**Task to complete:**
Below are some records; work out how many of their lines contain "credit" and give the number only.

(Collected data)

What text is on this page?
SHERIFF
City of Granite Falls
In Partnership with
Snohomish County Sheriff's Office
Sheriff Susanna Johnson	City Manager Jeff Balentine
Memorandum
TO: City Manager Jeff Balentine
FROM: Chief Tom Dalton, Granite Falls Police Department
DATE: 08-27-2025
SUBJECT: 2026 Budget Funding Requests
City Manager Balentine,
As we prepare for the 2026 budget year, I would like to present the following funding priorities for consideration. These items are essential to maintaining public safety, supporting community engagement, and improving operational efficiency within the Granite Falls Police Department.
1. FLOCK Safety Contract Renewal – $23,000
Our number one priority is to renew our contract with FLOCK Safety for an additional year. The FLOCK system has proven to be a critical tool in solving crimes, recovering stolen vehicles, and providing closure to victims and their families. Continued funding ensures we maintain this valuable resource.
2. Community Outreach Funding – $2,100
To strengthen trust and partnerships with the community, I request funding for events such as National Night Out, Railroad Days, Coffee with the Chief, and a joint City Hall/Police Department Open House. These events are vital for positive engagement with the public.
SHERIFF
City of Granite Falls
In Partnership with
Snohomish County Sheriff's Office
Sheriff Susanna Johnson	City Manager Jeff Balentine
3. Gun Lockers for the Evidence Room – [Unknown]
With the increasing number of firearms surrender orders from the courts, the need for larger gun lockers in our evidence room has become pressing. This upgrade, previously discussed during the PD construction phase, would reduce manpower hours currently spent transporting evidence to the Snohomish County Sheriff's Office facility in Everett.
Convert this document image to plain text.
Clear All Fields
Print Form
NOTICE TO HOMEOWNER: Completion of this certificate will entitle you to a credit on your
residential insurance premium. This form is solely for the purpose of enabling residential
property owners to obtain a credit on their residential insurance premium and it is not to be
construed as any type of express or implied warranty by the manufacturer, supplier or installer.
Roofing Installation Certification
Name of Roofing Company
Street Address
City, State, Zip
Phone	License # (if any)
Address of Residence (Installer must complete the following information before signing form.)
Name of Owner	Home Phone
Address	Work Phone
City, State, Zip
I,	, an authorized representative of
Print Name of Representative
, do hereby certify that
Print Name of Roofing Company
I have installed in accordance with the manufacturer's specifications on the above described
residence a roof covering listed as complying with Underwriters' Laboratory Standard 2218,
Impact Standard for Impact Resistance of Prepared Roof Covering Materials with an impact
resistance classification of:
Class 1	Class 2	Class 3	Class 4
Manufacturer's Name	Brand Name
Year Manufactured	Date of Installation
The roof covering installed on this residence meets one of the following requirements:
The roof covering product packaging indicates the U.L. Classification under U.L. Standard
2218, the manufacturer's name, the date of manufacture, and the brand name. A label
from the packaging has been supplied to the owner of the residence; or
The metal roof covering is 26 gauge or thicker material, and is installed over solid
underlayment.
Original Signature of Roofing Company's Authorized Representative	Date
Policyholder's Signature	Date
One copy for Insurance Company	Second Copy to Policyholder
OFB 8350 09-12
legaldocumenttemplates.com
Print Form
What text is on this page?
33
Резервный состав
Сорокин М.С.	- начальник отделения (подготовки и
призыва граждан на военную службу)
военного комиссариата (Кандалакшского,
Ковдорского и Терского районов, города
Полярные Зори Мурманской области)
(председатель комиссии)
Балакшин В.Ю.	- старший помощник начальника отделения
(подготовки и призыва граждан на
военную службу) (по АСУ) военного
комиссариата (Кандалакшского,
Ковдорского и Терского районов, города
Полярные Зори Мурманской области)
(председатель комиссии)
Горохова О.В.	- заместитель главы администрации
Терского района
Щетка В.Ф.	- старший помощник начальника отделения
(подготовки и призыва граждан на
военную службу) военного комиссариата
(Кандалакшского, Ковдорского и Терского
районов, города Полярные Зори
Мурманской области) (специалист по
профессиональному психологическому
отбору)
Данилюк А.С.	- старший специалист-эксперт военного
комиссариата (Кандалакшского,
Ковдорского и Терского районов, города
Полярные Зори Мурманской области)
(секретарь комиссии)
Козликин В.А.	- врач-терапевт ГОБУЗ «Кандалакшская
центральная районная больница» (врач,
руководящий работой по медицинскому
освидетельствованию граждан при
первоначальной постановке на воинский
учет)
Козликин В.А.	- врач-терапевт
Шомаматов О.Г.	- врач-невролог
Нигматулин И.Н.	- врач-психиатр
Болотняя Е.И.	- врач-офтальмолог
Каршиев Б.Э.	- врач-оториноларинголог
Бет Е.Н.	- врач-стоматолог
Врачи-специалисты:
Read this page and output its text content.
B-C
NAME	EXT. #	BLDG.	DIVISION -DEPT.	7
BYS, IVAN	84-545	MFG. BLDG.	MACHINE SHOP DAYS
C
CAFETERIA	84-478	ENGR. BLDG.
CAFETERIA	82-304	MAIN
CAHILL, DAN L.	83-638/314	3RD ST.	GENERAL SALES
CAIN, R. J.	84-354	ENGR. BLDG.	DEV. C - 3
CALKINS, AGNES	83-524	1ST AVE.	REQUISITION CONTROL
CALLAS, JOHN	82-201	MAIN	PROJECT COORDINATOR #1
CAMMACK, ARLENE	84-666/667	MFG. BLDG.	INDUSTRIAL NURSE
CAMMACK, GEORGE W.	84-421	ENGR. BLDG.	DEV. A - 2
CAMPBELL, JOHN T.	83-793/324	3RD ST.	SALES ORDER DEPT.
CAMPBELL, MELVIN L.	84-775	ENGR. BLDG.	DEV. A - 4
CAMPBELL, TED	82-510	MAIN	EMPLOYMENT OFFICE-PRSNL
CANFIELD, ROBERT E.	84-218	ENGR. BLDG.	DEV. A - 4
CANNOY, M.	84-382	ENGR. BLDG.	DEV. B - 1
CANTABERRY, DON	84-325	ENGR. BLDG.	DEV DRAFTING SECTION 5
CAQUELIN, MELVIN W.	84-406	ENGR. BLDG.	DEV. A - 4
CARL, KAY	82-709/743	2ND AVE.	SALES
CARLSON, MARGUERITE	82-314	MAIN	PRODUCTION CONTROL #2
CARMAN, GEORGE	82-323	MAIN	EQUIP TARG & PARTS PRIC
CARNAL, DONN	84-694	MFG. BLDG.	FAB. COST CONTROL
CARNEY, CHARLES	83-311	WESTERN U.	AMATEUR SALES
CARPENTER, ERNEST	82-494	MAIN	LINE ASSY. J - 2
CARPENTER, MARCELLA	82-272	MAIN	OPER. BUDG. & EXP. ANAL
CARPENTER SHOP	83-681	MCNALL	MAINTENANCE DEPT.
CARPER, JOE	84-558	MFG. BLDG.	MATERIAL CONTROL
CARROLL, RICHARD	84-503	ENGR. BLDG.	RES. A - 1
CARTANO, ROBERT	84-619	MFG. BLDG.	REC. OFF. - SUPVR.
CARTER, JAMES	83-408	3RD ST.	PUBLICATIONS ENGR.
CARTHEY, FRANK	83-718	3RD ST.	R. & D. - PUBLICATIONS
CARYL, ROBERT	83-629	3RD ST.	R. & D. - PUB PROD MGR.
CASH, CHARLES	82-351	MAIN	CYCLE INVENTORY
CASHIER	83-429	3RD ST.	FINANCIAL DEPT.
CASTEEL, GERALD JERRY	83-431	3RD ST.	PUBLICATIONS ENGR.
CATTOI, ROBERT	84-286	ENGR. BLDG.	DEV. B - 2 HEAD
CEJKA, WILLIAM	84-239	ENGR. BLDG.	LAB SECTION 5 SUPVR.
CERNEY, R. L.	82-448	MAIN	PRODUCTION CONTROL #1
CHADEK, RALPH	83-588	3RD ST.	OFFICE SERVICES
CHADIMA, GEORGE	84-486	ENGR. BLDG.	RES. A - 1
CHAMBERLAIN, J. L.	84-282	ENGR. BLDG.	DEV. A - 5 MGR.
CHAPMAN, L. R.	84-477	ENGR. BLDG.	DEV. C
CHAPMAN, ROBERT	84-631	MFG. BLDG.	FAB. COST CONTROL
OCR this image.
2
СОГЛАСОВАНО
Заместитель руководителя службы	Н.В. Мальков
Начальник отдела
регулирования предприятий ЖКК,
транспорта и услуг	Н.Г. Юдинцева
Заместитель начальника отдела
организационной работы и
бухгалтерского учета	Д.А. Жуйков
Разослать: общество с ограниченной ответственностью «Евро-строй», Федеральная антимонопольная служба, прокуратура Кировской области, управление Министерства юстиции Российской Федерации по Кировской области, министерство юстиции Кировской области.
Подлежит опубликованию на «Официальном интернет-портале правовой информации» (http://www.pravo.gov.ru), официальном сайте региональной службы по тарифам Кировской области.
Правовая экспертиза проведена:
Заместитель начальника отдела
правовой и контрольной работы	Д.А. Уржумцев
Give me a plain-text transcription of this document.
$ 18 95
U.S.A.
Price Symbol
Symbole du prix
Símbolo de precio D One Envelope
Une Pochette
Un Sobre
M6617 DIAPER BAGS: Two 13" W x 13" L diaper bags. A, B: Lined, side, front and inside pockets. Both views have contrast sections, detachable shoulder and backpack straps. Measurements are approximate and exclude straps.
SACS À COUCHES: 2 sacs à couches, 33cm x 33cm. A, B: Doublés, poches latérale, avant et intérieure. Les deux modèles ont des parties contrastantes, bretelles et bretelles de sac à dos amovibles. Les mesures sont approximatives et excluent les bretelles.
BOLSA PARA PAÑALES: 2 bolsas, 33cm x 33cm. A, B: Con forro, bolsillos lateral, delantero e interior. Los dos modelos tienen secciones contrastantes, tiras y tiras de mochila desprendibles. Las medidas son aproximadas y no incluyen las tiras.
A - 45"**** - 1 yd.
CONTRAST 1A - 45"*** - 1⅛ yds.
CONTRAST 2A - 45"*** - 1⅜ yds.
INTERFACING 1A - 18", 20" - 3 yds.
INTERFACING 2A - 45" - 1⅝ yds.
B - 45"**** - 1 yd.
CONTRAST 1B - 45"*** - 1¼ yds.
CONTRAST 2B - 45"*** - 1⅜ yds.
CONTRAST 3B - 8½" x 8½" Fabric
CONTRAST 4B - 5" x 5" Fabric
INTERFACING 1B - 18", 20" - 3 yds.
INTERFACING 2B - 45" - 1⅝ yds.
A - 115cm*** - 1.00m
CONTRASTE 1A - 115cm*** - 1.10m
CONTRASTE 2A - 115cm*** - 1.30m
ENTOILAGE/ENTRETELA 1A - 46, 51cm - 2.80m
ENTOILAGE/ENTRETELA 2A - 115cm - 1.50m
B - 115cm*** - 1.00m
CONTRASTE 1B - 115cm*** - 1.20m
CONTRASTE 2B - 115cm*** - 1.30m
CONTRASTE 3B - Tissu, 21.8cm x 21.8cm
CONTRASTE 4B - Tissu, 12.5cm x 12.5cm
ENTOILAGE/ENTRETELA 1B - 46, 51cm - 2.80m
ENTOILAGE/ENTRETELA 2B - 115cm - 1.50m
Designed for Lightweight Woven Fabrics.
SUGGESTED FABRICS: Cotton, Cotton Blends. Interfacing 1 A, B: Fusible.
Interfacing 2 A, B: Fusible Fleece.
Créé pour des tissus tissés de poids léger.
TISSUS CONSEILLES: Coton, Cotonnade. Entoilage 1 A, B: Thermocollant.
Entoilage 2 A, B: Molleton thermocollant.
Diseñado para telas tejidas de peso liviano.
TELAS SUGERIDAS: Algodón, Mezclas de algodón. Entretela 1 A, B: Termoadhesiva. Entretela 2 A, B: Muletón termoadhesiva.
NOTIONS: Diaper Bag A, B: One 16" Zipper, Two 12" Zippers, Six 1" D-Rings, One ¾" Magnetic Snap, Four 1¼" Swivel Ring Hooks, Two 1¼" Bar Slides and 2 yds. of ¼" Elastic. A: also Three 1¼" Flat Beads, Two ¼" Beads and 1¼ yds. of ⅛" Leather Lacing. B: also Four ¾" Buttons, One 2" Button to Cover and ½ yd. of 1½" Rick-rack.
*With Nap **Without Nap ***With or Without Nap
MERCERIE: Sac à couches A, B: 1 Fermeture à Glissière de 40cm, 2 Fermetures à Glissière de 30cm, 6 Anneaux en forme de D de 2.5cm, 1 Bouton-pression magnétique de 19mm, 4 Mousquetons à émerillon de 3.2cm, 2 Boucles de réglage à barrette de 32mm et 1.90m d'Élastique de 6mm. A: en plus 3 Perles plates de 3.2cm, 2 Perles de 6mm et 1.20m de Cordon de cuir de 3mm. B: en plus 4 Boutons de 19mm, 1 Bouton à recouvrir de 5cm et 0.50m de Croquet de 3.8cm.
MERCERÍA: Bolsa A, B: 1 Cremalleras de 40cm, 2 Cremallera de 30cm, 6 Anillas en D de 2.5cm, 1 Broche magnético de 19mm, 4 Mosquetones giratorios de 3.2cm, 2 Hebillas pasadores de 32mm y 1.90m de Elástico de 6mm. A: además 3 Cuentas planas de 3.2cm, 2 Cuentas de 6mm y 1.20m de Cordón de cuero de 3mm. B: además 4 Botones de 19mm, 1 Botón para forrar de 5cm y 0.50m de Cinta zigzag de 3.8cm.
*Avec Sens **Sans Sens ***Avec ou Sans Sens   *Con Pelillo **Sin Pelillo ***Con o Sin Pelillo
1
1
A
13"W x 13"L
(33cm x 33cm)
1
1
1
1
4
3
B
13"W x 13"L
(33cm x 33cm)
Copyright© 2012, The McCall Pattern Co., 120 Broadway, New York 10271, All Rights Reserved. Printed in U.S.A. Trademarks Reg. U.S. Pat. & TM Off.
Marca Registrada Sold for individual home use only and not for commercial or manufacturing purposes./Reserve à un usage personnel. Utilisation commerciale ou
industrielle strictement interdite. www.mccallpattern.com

**Response to the task:**
2